*Problem to solve:* What lines of the data include the string "供电企业信息公开实施"? Copy them all.

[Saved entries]
□ □ □ □ □

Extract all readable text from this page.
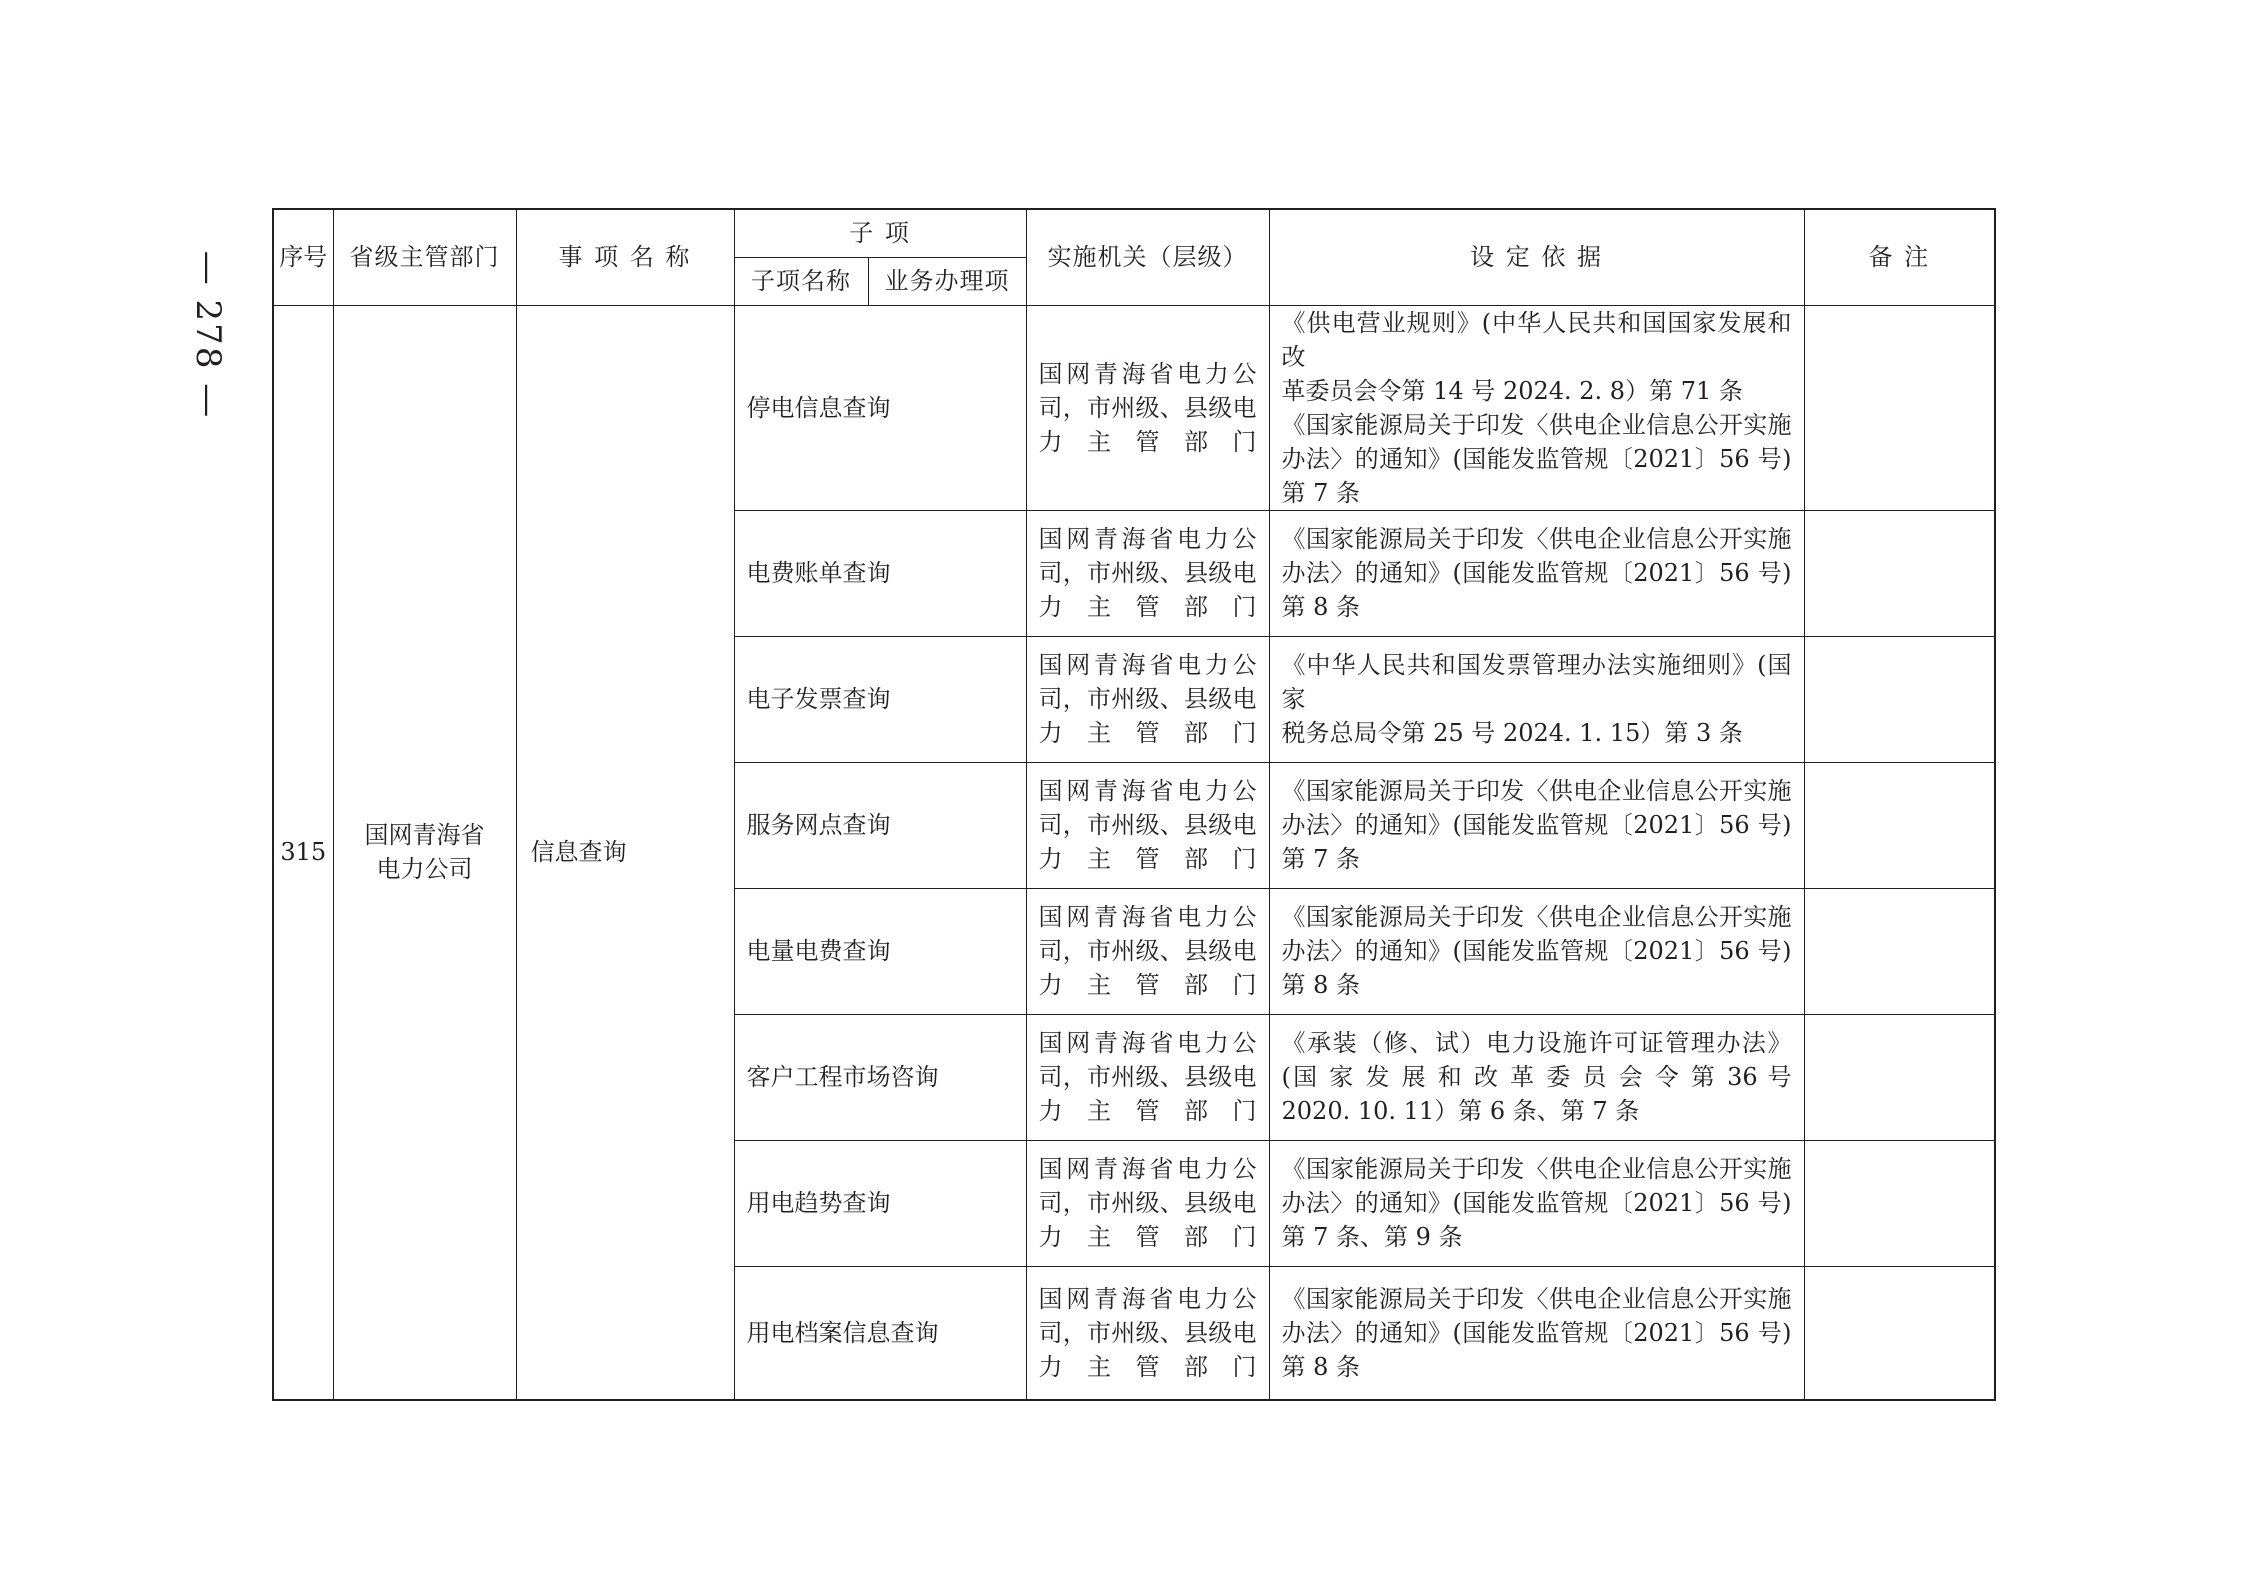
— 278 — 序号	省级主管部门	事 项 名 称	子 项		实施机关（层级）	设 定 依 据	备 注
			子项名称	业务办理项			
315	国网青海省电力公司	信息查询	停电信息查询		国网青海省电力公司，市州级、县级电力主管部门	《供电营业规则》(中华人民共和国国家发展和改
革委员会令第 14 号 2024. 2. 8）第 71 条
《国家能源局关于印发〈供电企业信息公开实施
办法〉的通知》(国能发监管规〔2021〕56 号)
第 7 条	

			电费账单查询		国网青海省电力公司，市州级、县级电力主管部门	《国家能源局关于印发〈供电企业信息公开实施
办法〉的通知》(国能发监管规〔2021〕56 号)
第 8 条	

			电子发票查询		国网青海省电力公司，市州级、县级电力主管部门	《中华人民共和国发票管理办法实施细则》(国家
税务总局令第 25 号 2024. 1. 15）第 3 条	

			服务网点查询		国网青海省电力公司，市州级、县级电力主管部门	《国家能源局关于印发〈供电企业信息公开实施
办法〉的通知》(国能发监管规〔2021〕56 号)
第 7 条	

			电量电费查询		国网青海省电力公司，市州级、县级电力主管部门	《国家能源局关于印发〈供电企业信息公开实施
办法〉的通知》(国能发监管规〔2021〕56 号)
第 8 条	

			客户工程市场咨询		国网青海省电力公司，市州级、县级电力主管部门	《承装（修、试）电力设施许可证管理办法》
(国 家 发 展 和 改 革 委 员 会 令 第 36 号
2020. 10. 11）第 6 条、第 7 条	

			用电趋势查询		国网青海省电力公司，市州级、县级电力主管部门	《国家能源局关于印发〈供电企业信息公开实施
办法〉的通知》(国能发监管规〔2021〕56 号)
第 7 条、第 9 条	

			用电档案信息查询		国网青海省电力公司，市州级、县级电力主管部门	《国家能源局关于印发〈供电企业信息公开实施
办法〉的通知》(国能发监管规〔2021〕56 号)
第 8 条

□ □ □ □ □

*Written solution:*
《国家能源局关于印发〈供电企业信息公开实施
			电费账单查询		国网青海省电力公司，市州级、县级电力主管部门	《国家能源局关于印发〈供电企业信息公开实施
			服务网点查询		国网青海省电力公司，市州级、县级电力主管部门	《国家能源局关于印发〈供电企业信息公开实施
			电量电费查询		国网青海省电力公司，市州级、县级电力主管部门	《国家能源局关于印发〈供电企业信息公开实施
			用电趋势查询		国网青海省电力公司，市州级、县级电力主管部门	《国家能源局关于印发〈供电企业信息公开实施
			用电档案信息查询		国网青海省电力公司，市州级、县级电力主管部门	《国家能源局关于印发〈供电企业信息公开实施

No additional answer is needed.